• Quoted passage:
○ ○ ○ ○ ○ ○ ○

- Date: Wednesday, September 11, 2024 8:00—11:18 p.m. EDT
- Venue: UBS Arena, Elmont, New York
- Country: United States
- Hosted by: Megan Thee Stallion
- Most awards: Taylor Swift (7)
- Most nominations: Taylor Swift (12)
- Website: mtv.com/vma

Television/radio coverage
- Network: MTV; MTV2; VH1; BET; BET Her; Nick at Nite; CMT; Comedy Central; Paramount Network; Pop; TV Land; Logo TV; Univision; Vix; Channel 5 (UK); 10 Peach (AU);
- Viewership: 2.1 million
- Produced by: Bruce Gillmer Jesse Ignjatovic
- Directed by: Joe DeMaio

= 2024 MTV Video Music Awards =

41st edition of the MTV Video Music Awards held in 2024

The 2024 MTV Video Music Awards were held at the UBS Arena in Elmont, New York, on September 11, 2024. The ceremony was originally scheduled to take place on September 10, 2024, but was rescheduled to a day later to avoid conflicts with the presidential debate between Donald Trump and Kamala Harris. The show was hosted by rapper, Megan Thee Stallion, marking her hosting debut.

It honored the best music videos and songs released between June 22, 2023, and June 20, 2024. Two new award categories, VMAs Most Iconic Performance and Best Trending Video, were awarded through the fan votes. Taylor Swift was the most nominated and awarded artist, winning seven trophies out of twelve nominations, including five wins out of nine nominations for her collaboration with Post Malone on the single "Fortnight". Katy Perry was honored with the Michael Jackson Video Vanguard Award presented by her then fiancé Orlando Bloom. This was the first VMA ceremony to be available on subscription streaming through Vix.

○ ○ ○ ○ ○ ○ ○

• Supplied data:

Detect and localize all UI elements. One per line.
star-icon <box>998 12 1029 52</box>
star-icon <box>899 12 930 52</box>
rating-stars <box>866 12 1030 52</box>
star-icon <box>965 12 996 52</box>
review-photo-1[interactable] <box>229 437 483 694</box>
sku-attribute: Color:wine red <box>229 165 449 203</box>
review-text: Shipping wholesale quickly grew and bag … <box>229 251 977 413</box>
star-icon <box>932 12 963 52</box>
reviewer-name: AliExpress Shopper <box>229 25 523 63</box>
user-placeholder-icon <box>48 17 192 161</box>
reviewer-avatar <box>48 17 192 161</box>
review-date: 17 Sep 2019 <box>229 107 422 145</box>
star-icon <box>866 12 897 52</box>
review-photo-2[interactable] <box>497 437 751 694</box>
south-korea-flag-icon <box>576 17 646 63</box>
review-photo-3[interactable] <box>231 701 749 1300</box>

○ ○ ○ ○ ○ ○ ○

• To be done:
- 1) Using the text on the 2024 MTV Video Music Awards, decide whether each statement agrees with it. Answer yes or no, and quote the deciding words from the text: (a) The ceremony was first planned for September 10, 2024. (b) Taylor Swift won all nine of her nominations for "Fortnight". (c) The show was Megan Thee Stallion's first time hosting.
- 2) Lay out everything in the records from the first line down to the line containing "south-korea-flag-icon <box>576 17" as a JSON list of strings, one string per line.
The records are unrelated to the awards text.

• In response:
- 1)
(a) Yes: "The ceremony was originally scheduled to take place on September 10, 2024"
(b) No: "including five wins out of nine nominations for her collaboration with Post Malone on the single "Fortnight""
(c) Yes: "marking her hosting debut"

- 2)
[
  "Detect and localize all UI elements. One per line.",
  "star-icon <box>998 12 1029 52</box>",
  "star-icon <box>899 12 930 52</box>",
  "rating-stars <box>866 12 1030 52</box>",
  "star-icon <box>965 12 996 52</box>",
  "review-photo-1[interactable] <box>229 437 483 694</box>",
  "sku-attribute: Color:wine red <box>229 165 449 203</box>",
  "review-text: Shipping wholesale quickly grew and bag … <box>229 251 977 413</box>",
  "star-icon <box>932 12 963 52</box>",
  "reviewer-name: AliExpress Shopper <box>229 25 523 63</box>",
  "user-placeholder-icon <box>48 17 192 161</box>",
  "reviewer-avatar <box>48 17 192 161</box>",
  "review-date: 17 Sep 2019 <box>229 107 422 145</box>",
  "star-icon <box>866 12 897 52</box>",
  "review-photo-2[interactable] <box>497 437 751 694</box>",
  "south-korea-flag-icon <box>576 17 646 63</box>"
]